ARTICLE |
In addition, modification of navigation route using the current CDU interface can be inefficient. Manual modification of navigation route that requires deletion of multiple individual navigation route segments requires many user inputs, which is inefficient. It is desirable to provide a system and method that reduces the number of user inputs required to delete multiple individual navigation route segments.

A method is provided for modifying navigation information on a control display unit which has at least one entry field and a plurality of display lines. The method includes at least receiving a plurality of delete command entries, receiving a display line selection, determining the number of delete command entries, identifying a navigation route segment displayed in the selected display line, wherein the navigation route segment displayed in the selected display line comprises at least a first navigation route segment, deleting the first navigation route segment, deleting navigation route segments which follow the first navigation route segment in sequential order until the number of deleted navigation route segments equals the number of delete command entries received, and displaying the navigation information.

A system is also provided for modifying navigation information displayed on a control display unit. The system has at least a control display unit adapted to display navigation information and receive user inputs comprising at least one entry field and a plurality of display lines, wherein the user can input in the entry field at least a plurality of delete commands and the user can select a display line in which a first navigation route segment is to be deleted. The processor is in communication with the control display unit and the processor is adapted to determine the number of delete command entries, delete the first navigation route segment, and delete navigation route segments which follow the first navigation route segment in sequential order until the number of deleted navigation route segments equals the number of delete command entries. The processor is also adapted to display the navigation information on the control display unit.

The features, functions, and advantages that have been discussed can be achieved independently in various embodiments of the present invention or may be combined in yet other embodiments further details of which can be seen with reference to the following description and drawings.

FIG. 1 is a drawing of a conventional CDU for a commercial aircraft.

FIG. 2 is a drawing of a CDU display screen with an entry field, a plurality of display lines, and corresponding display line select keys.

FIGS. 3A through 3D are a series of drawings of CDU display screens that show taxi route entry and display on a CDU according to a conventional method.

FIG. 4 is a flow diagram illustrating operation of one example of a system and method for receiving and displaying a taxi route on a CDU.

FIGS. 5A and 5B are a pair of drawings of CDU display screens that show how a taxi route is entered and displayed according to one example of the method disclosed herein.

FIGS. 6A and 6B are drawings of CDU display screens that show a taxi-out route and a taxi-in route appended to a flight navigation route.

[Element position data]
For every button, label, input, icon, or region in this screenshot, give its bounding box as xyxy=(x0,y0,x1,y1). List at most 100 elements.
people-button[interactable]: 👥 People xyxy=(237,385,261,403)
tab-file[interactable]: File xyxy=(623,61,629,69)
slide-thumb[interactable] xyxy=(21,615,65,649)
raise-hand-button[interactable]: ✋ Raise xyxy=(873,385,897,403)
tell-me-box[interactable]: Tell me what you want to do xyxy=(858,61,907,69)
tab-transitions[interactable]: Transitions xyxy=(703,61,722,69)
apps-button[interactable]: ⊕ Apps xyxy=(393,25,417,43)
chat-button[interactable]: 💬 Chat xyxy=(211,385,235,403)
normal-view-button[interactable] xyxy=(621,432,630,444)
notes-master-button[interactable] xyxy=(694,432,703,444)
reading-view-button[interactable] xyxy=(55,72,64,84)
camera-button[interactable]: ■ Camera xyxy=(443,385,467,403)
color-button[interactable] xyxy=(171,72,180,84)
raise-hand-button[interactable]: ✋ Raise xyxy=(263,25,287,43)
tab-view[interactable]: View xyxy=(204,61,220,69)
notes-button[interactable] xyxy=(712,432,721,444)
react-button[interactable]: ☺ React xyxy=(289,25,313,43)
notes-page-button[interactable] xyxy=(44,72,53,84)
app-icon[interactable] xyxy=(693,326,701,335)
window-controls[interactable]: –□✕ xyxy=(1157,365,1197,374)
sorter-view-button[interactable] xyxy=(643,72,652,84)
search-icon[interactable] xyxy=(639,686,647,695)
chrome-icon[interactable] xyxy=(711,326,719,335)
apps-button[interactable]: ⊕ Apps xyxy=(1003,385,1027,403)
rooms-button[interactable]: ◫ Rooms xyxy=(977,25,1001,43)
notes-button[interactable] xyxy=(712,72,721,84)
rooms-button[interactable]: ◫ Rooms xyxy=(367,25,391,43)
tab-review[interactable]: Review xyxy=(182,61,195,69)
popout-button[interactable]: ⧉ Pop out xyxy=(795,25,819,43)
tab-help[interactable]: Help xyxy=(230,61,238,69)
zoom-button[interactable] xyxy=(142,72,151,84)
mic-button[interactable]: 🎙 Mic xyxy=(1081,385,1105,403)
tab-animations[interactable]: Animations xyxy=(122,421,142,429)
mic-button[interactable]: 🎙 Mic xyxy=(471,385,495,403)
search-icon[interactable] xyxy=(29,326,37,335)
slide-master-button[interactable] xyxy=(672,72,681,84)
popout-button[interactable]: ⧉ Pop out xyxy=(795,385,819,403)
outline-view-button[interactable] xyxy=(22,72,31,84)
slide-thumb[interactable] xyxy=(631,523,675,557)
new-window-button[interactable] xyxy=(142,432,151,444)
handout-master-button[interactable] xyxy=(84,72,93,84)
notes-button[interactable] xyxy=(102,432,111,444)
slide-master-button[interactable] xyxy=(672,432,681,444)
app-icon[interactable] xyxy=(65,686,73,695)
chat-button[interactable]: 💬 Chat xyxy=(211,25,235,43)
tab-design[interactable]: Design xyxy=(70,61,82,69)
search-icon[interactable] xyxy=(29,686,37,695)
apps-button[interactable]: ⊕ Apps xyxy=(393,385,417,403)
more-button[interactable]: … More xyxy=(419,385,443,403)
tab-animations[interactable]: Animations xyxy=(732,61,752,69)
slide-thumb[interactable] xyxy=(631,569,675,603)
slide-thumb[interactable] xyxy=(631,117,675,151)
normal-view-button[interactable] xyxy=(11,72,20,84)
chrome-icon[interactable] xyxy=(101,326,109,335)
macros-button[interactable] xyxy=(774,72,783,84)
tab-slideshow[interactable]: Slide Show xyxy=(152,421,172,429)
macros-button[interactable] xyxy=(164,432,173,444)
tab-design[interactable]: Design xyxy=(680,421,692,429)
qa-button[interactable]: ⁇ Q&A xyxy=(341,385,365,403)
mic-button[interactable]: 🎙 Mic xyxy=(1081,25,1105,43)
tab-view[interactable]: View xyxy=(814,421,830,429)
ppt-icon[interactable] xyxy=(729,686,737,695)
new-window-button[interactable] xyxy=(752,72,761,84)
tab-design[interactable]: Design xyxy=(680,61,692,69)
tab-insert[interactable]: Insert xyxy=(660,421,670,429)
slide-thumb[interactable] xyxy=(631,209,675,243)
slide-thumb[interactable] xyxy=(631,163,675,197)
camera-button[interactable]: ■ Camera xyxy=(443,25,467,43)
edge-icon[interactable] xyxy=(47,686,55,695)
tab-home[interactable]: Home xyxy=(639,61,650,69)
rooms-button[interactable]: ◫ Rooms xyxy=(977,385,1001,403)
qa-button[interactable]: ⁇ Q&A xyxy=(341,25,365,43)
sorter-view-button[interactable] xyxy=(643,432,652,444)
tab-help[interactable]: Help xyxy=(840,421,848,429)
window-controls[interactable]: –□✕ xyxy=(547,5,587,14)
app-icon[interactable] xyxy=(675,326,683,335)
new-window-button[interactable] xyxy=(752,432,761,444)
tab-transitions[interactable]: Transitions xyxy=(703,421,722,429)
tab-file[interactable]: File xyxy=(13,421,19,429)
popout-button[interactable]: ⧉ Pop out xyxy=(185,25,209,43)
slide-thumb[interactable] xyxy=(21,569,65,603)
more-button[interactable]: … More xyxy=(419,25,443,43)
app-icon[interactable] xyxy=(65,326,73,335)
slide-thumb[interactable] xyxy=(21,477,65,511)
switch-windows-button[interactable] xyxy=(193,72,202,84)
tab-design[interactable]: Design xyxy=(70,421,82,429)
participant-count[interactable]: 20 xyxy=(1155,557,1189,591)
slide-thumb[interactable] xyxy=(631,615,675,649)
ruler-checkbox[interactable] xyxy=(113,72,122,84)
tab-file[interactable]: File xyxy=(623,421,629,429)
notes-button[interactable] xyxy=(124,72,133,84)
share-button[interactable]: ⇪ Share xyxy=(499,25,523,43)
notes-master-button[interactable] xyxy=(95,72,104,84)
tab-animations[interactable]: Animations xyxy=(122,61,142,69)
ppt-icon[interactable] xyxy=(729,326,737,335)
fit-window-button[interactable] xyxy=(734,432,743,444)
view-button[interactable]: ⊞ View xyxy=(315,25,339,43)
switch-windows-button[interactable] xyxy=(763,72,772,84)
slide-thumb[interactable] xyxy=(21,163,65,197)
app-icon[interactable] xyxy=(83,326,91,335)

COMPLETE THE FOLLOWING |
1) In the passage about the control display unit, when does the deletion of navigation route segments stop?
2) Output everything from "FIG. 2 is a" down to "method disclosed herein." in the passage about the control display unit, word for word.
Base your responses solely on the passage about the control display unit.

ANSWERS TO THE EXERCISES |
1) It stops when the number of deleted navigation route segments equals the number of delete command entries received.

2)
FIG. 2 is a drawing of a CDU display screen with an entry field, a plurality of display lines, and corresponding display line select keys.

FIGS. 3A through 3D are a series of drawings of CDU display screens that show taxi route entry and display on a CDU according to a conventional method.

FIG. 4 is a flow diagram illustrating operation of one example of a system and method for receiving and displaying a taxi route on a CDU.

FIGS. 5A and 5B are a pair of drawings of CDU display screens that show how a taxi route is entered and displayed according to one example of the method disclosed herein.